> **YOUR INSTRUCTIONS**
Repeat all entries exactly.

[Start ENTRIES SUPPLIED]

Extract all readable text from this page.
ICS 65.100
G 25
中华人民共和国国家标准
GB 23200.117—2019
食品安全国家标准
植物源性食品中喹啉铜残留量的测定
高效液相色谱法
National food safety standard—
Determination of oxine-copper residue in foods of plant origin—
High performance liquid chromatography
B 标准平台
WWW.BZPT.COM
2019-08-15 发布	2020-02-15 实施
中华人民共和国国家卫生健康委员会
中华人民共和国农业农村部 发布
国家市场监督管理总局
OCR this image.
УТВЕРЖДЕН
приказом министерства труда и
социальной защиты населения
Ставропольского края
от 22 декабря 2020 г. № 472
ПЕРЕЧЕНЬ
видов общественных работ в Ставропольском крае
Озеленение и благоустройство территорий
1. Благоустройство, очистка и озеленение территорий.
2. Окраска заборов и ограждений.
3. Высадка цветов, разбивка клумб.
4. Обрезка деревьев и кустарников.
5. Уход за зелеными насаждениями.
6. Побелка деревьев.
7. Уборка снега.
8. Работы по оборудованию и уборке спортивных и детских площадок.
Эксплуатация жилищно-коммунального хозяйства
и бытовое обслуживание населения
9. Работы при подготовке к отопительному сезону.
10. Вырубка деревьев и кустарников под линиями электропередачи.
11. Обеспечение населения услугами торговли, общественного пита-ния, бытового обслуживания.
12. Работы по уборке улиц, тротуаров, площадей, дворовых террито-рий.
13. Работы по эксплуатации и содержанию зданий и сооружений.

[End ENTRIES SUPPLIED]

> **RESPONSE TO THE TASK**
Extract all readable text from this page.
ICS 65.100
G 25
中华人民共和国国家标准
GB 23200.117—2019
食品安全国家标准
植物源性食品中喹啉铜残留量的测定
高效液相色谱法
National food safety standard—
Determination of oxine-copper residue in foods of plant origin—
High performance liquid chromatography
B 标准平台
WWW.BZPT.COM
2019-08-15 发布	2020-02-15 实施
中华人民共和国国家卫生健康委员会
中华人民共和国农业农村部 发布
国家市场监督管理总局
OCR this image.
УТВЕРЖДЕН
приказом министерства труда и
социальной защиты населения
Ставропольского края
от 22 декабря 2020 г. № 472
ПЕРЕЧЕНЬ
видов общественных работ в Ставропольском крае
Озеленение и благоустройство территорий
1. Благоустройство, очистка и озеленение территорий.
2. Окраска заборов и ограждений.
3. Высадка цветов, разбивка клумб.
4. Обрезка деревьев и кустарников.
5. Уход за зелеными насаждениями.
6. Побелка деревьев.
7. Уборка снега.
8. Работы по оборудованию и уборке спортивных и детских площадок.
Эксплуатация жилищно-коммунального хозяйства
и бытовое обслуживание населения
9. Работы при подготовке к отопительному сезону.
10. Вырубка деревьев и кустарников под линиями электропередачи.
11. Обеспечение населения услугами торговли, общественного пита-ния, бытового обслуживания.
12. Работы по уборке улиц, тротуаров, площадей, дворовых террито-рий.
13. Работы по эксплуатации и содержанию зданий и сооружений.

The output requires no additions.